======== INPUT FOR THIS TASK ========

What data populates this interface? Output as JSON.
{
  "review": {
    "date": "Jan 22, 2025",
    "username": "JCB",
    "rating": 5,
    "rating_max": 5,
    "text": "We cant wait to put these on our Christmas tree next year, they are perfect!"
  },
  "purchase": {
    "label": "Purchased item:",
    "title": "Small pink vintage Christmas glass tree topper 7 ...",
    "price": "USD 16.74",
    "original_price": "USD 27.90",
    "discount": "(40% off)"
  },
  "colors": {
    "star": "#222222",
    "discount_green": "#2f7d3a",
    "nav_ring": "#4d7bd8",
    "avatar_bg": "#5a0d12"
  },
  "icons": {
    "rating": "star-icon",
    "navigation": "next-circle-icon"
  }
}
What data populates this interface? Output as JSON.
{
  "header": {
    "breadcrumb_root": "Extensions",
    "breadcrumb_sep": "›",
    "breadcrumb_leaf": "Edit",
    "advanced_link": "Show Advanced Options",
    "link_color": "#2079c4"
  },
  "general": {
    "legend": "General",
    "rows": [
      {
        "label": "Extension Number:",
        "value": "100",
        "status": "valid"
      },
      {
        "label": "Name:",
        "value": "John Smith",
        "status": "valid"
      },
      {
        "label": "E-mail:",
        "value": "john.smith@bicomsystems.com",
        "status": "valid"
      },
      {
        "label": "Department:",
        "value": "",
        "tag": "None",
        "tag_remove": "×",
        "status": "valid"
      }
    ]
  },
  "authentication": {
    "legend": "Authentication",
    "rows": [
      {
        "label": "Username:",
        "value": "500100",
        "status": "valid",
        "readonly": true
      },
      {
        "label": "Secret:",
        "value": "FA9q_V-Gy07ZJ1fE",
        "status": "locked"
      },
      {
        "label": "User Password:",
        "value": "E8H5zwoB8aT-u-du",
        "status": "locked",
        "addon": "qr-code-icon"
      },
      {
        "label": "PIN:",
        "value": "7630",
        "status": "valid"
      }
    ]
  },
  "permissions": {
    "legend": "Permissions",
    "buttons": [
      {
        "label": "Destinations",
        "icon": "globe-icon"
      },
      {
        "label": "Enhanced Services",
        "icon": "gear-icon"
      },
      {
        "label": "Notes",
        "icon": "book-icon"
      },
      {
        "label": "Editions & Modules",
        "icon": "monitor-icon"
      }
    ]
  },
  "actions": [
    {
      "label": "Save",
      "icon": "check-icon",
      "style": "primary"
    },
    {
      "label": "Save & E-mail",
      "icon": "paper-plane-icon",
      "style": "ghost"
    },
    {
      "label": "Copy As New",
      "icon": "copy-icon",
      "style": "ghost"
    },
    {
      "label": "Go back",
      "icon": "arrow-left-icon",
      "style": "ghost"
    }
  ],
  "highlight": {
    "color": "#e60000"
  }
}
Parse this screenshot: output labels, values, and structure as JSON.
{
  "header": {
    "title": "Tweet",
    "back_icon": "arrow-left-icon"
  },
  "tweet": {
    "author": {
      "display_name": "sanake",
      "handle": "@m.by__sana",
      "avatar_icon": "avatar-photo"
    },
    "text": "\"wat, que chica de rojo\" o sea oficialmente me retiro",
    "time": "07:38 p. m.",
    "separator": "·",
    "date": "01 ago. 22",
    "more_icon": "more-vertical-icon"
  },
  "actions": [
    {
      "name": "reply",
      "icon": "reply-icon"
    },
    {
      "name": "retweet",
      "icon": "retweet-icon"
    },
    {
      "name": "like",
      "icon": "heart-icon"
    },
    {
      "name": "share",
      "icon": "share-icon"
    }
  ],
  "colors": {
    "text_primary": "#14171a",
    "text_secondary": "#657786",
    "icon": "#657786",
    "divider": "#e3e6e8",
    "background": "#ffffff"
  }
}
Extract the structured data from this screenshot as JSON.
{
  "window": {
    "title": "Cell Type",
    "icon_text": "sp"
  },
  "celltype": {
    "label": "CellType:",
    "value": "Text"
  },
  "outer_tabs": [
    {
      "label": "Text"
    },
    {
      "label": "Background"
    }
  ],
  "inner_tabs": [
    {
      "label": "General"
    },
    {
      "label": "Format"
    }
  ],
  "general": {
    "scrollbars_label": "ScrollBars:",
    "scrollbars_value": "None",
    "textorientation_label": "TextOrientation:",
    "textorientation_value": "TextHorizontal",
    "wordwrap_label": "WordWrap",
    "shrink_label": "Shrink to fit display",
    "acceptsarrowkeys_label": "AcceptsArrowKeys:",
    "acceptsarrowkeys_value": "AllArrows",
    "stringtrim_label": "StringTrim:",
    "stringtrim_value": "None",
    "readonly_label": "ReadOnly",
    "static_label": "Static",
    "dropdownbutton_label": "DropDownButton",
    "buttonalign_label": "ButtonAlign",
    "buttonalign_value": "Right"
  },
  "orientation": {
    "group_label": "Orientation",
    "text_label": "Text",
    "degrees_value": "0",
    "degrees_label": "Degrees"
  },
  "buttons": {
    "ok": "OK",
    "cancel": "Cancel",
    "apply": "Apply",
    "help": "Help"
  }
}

========

_SHORT EXERCISE_: Can you reproduce all the material exactly?

_COMPLETE OUTPUT_:
What data populates this interface? Output as JSON.
{
  "review": {
    "date": "Jan 22, 2025",
    "username": "JCB",
    "rating": 5,
    "rating_max": 5,
    "text": "We cant wait to put these on our Christmas tree next year, they are perfect!"
  },
  "purchase": {
    "label": "Purchased item:",
    "title": "Small pink vintage Christmas glass tree topper 7 ...",
    "price": "USD 16.74",
    "original_price": "USD 27.90",
    "discount": "(40% off)"
  },
  "colors": {
    "star": "#222222",
    "discount_green": "#2f7d3a",
    "nav_ring": "#4d7bd8",
    "avatar_bg": "#5a0d12"
  },
  "icons": {
    "rating": "star-icon",
    "navigation": "next-circle-icon"
  }
}
What data populates this interface? Output as JSON.
{
  "header": {
    "breadcrumb_root": "Extensions",
    "breadcrumb_sep": "›",
    "breadcrumb_leaf": "Edit",
    "advanced_link": "Show Advanced Options",
    "link_color": "#2079c4"
  },
  "general": {
    "legend": "General",
    "rows": [
      {
        "label": "Extension Number:",
        "value": "100",
        "status": "valid"
      },
      {
        "label": "Name:",
        "value": "John Smith",
        "status": "valid"
      },
      {
        "label": "E-mail:",
        "value": "john.smith@bicomsystems.com",
        "status": "valid"
      },
      {
        "label": "Department:",
        "value": "",
        "tag": "None",
        "tag_remove": "×",
        "status": "valid"
      }
    ]
  },
  "authentication": {
    "legend": "Authentication",
    "rows": [
      {
        "label": "Username:",
        "value": "500100",
        "status": "valid",
        "readonly": true
      },
      {
        "label": "Secret:",
        "value": "FA9q_V-Gy07ZJ1fE",
        "status": "locked"
      },
      {
        "label": "User Password:",
        "value": "E8H5zwoB8aT-u-du",
        "status": "locked",
        "addon": "qr-code-icon"
      },
      {
        "label": "PIN:",
        "value": "7630",
        "status": "valid"
      }
    ]
  },
  "permissions": {
    "legend": "Permissions",
    "buttons": [
      {
        "label": "Destinations",
        "icon": "globe-icon"
      },
      {
        "label": "Enhanced Services",
        "icon": "gear-icon"
      },
      {
        "label": "Notes",
        "icon": "book-icon"
      },
      {
        "label": "Editions & Modules",
        "icon": "monitor-icon"
      }
    ]
  },
  "actions": [
    {
      "label": "Save",
      "icon": "check-icon",
      "style": "primary"
    },
    {
      "label": "Save & E-mail",
      "icon": "paper-plane-icon",
      "style": "ghost"
    },
    {
      "label": "Copy As New",
      "icon": "copy-icon",
      "style": "ghost"
    },
    {
      "label": "Go back",
      "icon": "arrow-left-icon",
      "style": "ghost"
    }
  ],
  "highlight": {
    "color": "#e60000"
  }
}
Parse this screenshot: output labels, values, and structure as JSON.
{
  "header": {
    "title": "Tweet",
    "back_icon": "arrow-left-icon"
  },
  "tweet": {
    "author": {
      "display_name": "sanake",
      "handle": "@m.by__sana",
      "avatar_icon": "avatar-photo"
    },
    "text": "\"wat, que chica de rojo\" o sea oficialmente me retiro",
    "time": "07:38 p. m.",
    "separator": "·",
    "date": "01 ago. 22",
    "more_icon": "more-vertical-icon"
  },
  "actions": [
    {
      "name": "reply",
      "icon": "reply-icon"
    },
    {
      "name": "retweet",
      "icon": "retweet-icon"
    },
    {
      "name": "like",
      "icon": "heart-icon"
    },
    {
      "name": "share",
      "icon": "share-icon"
    }
  ],
  "colors": {
    "text_primary": "#14171a",
    "text_secondary": "#657786",
    "icon": "#657786",
    "divider": "#e3e6e8",
    "background": "#ffffff"
  }
}
Extract the structured data from this screenshot as JSON.
{
  "window": {
    "title": "Cell Type",
    "icon_text": "sp"
  },
  "celltype": {
    "label": "CellType:",
    "value": "Text"
  },
  "outer_tabs": [
    {
      "label": "Text"
    },
    {
      "label": "Background"
    }
  ],
  "inner_tabs": [
    {
      "label": "General"
    },
    {
      "label": "Format"
    }
  ],
  "general": {
    "scrollbars_label": "ScrollBars:",
    "scrollbars_value": "None",
    "textorientation_label": "TextOrientation:",
    "textorientation_value": "TextHorizontal",
    "wordwrap_label": "WordWrap",
    "shrink_label": "Shrink to fit display",
    "acceptsarrowkeys_label": "AcceptsArrowKeys:",
    "acceptsarrowkeys_value": "AllArrows",
    "stringtrim_label": "StringTrim:",
    "stringtrim_value": "None",
    "readonly_label": "ReadOnly",
    "static_label": "Static",
    "dropdownbutton_label": "DropDownButton",
    "buttonalign_label": "ButtonAlign",
    "buttonalign_value": "Right"
  },
  "orientation": {
    "group_label": "Orientation",
    "text_label": "Text",
    "degrees_value": "0",
    "degrees_label": "Degrees"
  },
  "buttons": {
    "ok": "OK",
    "cancel": "Cancel",
    "apply": "Apply",
    "help": "Help"
  }
}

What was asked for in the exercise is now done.